— Begin Dataset entries —

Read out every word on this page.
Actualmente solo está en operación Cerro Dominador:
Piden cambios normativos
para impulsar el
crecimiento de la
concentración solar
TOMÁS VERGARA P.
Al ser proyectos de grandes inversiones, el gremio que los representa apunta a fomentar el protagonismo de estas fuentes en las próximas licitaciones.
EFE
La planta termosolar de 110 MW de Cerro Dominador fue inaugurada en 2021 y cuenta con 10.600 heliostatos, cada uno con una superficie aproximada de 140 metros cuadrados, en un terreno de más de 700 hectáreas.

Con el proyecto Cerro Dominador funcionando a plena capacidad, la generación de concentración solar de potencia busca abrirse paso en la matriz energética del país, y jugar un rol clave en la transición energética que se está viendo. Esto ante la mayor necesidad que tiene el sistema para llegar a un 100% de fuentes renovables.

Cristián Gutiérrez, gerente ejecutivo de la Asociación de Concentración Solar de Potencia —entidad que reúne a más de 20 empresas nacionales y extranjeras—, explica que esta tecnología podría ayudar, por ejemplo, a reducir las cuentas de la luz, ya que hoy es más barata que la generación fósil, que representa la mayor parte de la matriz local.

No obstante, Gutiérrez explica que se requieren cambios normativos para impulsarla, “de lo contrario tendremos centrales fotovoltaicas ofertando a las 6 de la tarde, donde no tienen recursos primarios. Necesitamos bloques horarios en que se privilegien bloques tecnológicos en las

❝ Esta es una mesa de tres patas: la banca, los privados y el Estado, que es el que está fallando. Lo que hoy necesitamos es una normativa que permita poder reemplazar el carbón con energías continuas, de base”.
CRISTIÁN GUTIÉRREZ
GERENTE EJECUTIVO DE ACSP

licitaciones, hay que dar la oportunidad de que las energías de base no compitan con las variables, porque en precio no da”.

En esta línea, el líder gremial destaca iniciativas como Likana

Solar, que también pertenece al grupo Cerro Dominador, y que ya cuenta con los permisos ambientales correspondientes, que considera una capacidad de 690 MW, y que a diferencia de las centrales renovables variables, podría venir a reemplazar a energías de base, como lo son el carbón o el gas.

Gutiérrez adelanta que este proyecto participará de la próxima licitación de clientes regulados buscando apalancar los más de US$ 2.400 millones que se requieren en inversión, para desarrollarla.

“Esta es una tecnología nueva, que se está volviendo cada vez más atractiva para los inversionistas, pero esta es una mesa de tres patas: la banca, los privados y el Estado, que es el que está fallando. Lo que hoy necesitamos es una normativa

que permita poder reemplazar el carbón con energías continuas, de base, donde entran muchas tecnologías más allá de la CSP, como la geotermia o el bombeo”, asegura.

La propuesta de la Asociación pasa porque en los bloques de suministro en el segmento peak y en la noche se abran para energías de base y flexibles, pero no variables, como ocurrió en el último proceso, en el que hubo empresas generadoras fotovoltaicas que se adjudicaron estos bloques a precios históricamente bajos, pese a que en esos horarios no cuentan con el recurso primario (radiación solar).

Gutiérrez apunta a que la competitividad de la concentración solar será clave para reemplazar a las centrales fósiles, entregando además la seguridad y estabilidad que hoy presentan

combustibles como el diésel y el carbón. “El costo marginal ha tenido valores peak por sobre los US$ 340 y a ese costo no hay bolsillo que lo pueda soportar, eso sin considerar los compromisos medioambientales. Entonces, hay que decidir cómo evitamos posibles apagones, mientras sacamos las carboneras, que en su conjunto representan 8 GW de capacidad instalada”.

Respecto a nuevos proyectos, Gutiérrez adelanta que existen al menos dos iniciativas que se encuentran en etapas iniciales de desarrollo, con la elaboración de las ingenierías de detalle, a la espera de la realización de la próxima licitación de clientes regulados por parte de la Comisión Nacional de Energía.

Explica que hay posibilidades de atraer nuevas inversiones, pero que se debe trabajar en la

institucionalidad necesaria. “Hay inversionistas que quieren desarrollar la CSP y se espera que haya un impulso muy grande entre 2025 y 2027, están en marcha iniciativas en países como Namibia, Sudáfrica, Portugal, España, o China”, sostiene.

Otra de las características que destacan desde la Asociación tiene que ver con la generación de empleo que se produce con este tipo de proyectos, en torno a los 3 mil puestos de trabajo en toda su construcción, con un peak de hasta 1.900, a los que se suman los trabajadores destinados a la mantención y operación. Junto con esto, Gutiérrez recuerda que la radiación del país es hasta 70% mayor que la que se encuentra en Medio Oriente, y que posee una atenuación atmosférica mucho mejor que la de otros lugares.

— End Dataset entries —

## Given instruction
Write out the data exactly as it stands.

## Task response
Read out every word on this page.
Actualmente solo está en operación Cerro Dominador:
Piden cambios normativos
para impulsar el
crecimiento de la
concentración solar
TOMÁS VERGARA P.
Al ser proyectos de grandes inversiones, el gremio que los representa apunta a fomentar el protagonismo de estas fuentes en las próximas licitaciones.
EFE
La planta termosolar de 110 MW de Cerro Dominador fue inaugurada en 2021 y cuenta con 10.600 heliostatos, cada uno con una superficie aproximada de 140 metros cuadrados, en un terreno de más de 700 hectáreas.

Con el proyecto Cerro Dominador funcionando a plena capacidad, la generación de concentración solar de potencia busca abrirse paso en la matriz energética del país, y jugar un rol clave en la transición energética que se está viendo. Esto ante la mayor necesidad que tiene el sistema para llegar a un 100% de fuentes renovables.

Cristián Gutiérrez, gerente ejecutivo de la Asociación de Concentración Solar de Potencia —entidad que reúne a más de 20 empresas nacionales y extranjeras—, explica que esta tecnología podría ayudar, por ejemplo, a reducir las cuentas de la luz, ya que hoy es más barata que la generación fósil, que representa la mayor parte de la matriz local.

No obstante, Gutiérrez explica que se requieren cambios normativos para impulsarla, “de lo contrario tendremos centrales fotovoltaicas ofertando a las 6 de la tarde, donde no tienen recursos primarios. Necesitamos bloques horarios en que se privilegien bloques tecnológicos en las

❝ Esta es una mesa de tres patas: la banca, los privados y el Estado, que es el que está fallando. Lo que hoy necesitamos es una normativa que permita poder reemplazar el carbón con energías continuas, de base”.
CRISTIÁN GUTIÉRREZ
GERENTE EJECUTIVO DE ACSP

licitaciones, hay que dar la oportunidad de que las energías de base no compitan con las variables, porque en precio no da”.

En esta línea, el líder gremial destaca iniciativas como Likana

Solar, que también pertenece al grupo Cerro Dominador, y que ya cuenta con los permisos ambientales correspondientes, que considera una capacidad de 690 MW, y que a diferencia de las centrales renovables variables, podría venir a reemplazar a energías de base, como lo son el carbón o el gas.

Gutiérrez adelanta que este proyecto participará de la próxima licitación de clientes regulados buscando apalancar los más de US$ 2.400 millones que se requieren en inversión, para desarrollarla.

“Esta es una tecnología nueva, que se está volviendo cada vez más atractiva para los inversionistas, pero esta es una mesa de tres patas: la banca, los privados y el Estado, que es el que está fallando. Lo que hoy necesitamos es una normativa

que permita poder reemplazar el carbón con energías continuas, de base, donde entran muchas tecnologías más allá de la CSP, como la geotermia o el bombeo”, asegura.

La propuesta de la Asociación pasa porque en los bloques de suministro en el segmento peak y en la noche se abran para energías de base y flexibles, pero no variables, como ocurrió en el último proceso, en el que hubo empresas generadoras fotovoltaicas que se adjudicaron estos bloques a precios históricamente bajos, pese a que en esos horarios no cuentan con el recurso primario (radiación solar).

Gutiérrez apunta a que la competitividad de la concentración solar será clave para reemplazar a las centrales fósiles, entregando además la seguridad y estabilidad que hoy presentan

combustibles como el diésel y el carbón. “El costo marginal ha tenido valores peak por sobre los US$ 340 y a ese costo no hay bolsillo que lo pueda soportar, eso sin considerar los compromisos medioambientales. Entonces, hay que decidir cómo evitamos posibles apagones, mientras sacamos las carboneras, que en su conjunto representan 8 GW de capacidad instalada”.

Respecto a nuevos proyectos, Gutiérrez adelanta que existen al menos dos iniciativas que se encuentran en etapas iniciales de desarrollo, con la elaboración de las ingenierías de detalle, a la espera de la realización de la próxima licitación de clientes regulados por parte de la Comisión Nacional de Energía.

Explica que hay posibilidades de atraer nuevas inversiones, pero que se debe trabajar en la

institucionalidad necesaria. “Hay inversionistas que quieren desarrollar la CSP y se espera que haya un impulso muy grande entre 2025 y 2027, están en marcha iniciativas en países como Namibia, Sudáfrica, Portugal, España, o China”, sostiene.

Otra de las características que destacan desde la Asociación tiene que ver con la generación de empleo que se produce con este tipo de proyectos, en torno a los 3 mil puestos de trabajo en toda su construcción, con un peak de hasta 1.900, a los que se suman los trabajadores destinados a la mantención y operación. Junto con esto, Gutiérrez recuerda que la radiación del país es hasta 70% mayor que la que se encuentra en Medio Oriente, y que posee una atenuación atmosférica mucho mejor que la de otros lugares.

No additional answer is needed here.